Brief:
Return the full material exactly.

Records for processing:
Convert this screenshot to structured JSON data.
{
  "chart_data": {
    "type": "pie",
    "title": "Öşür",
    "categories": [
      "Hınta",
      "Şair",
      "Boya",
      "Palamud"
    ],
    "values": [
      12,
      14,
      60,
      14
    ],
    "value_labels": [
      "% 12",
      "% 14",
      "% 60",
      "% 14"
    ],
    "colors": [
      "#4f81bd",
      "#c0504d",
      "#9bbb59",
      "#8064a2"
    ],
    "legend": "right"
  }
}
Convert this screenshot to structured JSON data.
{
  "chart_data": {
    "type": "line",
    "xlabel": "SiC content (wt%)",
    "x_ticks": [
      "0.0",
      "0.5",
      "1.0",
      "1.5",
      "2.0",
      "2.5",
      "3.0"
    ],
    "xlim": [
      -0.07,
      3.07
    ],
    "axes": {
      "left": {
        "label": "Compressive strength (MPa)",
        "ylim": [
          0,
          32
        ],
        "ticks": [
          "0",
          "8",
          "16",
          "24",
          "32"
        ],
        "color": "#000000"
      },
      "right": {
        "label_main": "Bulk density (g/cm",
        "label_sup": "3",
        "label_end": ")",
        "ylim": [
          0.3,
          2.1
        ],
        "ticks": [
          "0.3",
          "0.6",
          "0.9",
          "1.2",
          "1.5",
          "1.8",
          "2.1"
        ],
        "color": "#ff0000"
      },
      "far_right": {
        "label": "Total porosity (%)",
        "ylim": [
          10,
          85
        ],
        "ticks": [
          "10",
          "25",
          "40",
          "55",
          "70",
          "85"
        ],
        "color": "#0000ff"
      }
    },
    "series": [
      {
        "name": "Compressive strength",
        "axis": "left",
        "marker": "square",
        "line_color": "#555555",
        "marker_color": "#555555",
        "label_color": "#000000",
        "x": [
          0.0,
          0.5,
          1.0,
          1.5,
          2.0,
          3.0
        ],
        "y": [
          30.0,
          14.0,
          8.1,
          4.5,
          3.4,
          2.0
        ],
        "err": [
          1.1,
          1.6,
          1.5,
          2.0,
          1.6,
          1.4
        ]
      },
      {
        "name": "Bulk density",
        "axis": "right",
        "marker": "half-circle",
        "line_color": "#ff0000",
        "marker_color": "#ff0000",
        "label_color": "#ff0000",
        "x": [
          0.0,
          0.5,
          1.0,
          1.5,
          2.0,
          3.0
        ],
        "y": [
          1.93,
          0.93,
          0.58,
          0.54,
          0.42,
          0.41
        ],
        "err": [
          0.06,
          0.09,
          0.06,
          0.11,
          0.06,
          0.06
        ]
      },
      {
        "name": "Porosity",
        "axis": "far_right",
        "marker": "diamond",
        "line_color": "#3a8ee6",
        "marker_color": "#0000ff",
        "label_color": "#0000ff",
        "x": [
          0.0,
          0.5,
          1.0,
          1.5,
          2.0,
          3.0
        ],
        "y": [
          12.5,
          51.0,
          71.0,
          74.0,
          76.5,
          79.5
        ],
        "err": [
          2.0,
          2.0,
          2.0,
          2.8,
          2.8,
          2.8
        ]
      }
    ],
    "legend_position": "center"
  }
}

Correct output:
Convert this screenshot to structured JSON data.
{
  "chart_data": {
    "type": "pie",
    "title": "Öşür",
    "categories": [
      "Hınta",
      "Şair",
      "Boya",
      "Palamud"
    ],
    "values": [
      12,
      14,
      60,
      14
    ],
    "value_labels": [
      "% 12",
      "% 14",
      "% 60",
      "% 14"
    ],
    "colors": [
      "#4f81bd",
      "#c0504d",
      "#9bbb59",
      "#8064a2"
    ],
    "legend": "right"
  }
}
Convert this screenshot to structured JSON data.
{
  "chart_data": {
    "type": "line",
    "xlabel": "SiC content (wt%)",
    "x_ticks": [
      "0.0",
      "0.5",
      "1.0",
      "1.5",
      "2.0",
      "2.5",
      "3.0"
    ],
    "xlim": [
      -0.07,
      3.07
    ],
    "axes": {
      "left": {
        "label": "Compressive strength (MPa)",
        "ylim": [
          0,
          32
        ],
        "ticks": [
          "0",
          "8",
          "16",
          "24",
          "32"
        ],
        "color": "#000000"
      },
      "right": {
        "label_main": "Bulk density (g/cm",
        "label_sup": "3",
        "label_end": ")",
        "ylim": [
          0.3,
          2.1
        ],
        "ticks": [
          "0.3",
          "0.6",
          "0.9",
          "1.2",
          "1.5",
          "1.8",
          "2.1"
        ],
        "color": "#ff0000"
      },
      "far_right": {
        "label": "Total porosity (%)",
        "ylim": [
          10,
          85
        ],
        "ticks": [
          "10",
          "25",
          "40",
          "55",
          "70",
          "85"
        ],
        "color": "#0000ff"
      }
    },
    "series": [
      {
        "name": "Compressive strength",
        "axis": "left",
        "marker": "square",
        "line_color": "#555555",
        "marker_color": "#555555",
        "label_color": "#000000",
        "x": [
          0.0,
          0.5,
          1.0,
          1.5,
          2.0,
          3.0
        ],
        "y": [
          30.0,
          14.0,
          8.1,
          4.5,
          3.4,
          2.0
        ],
        "err": [
          1.1,
          1.6,
          1.5,
          2.0,
          1.6,
          1.4
        ]
      },
      {
        "name": "Bulk density",
        "axis": "right",
        "marker": "half-circle",
        "line_color": "#ff0000",
        "marker_color": "#ff0000",
        "label_color": "#ff0000",
        "x": [
          0.0,
          0.5,
          1.0,
          1.5,
          2.0,
          3.0
        ],
        "y": [
          1.93,
          0.93,
          0.58,
          0.54,
          0.42,
          0.41
        ],
        "err": [
          0.06,
          0.09,
          0.06,
          0.11,
          0.06,
          0.06
        ]
      },
      {
        "name": "Porosity",
        "axis": "far_right",
        "marker": "diamond",
        "line_color": "#3a8ee6",
        "marker_color": "#0000ff",
        "label_color": "#0000ff",
        "x": [
          0.0,
          0.5,
          1.0,
          1.5,
          2.0,
          3.0
        ],
        "y": [
          12.5,
          51.0,
          71.0,
          74.0,
          76.5,
          79.5
        ],
        "err": [
          2.0,
          2.0,
          2.0,
          2.8,
          2.8,
          2.8
        ]
      }
    ],
    "legend_position": "center"
  }
}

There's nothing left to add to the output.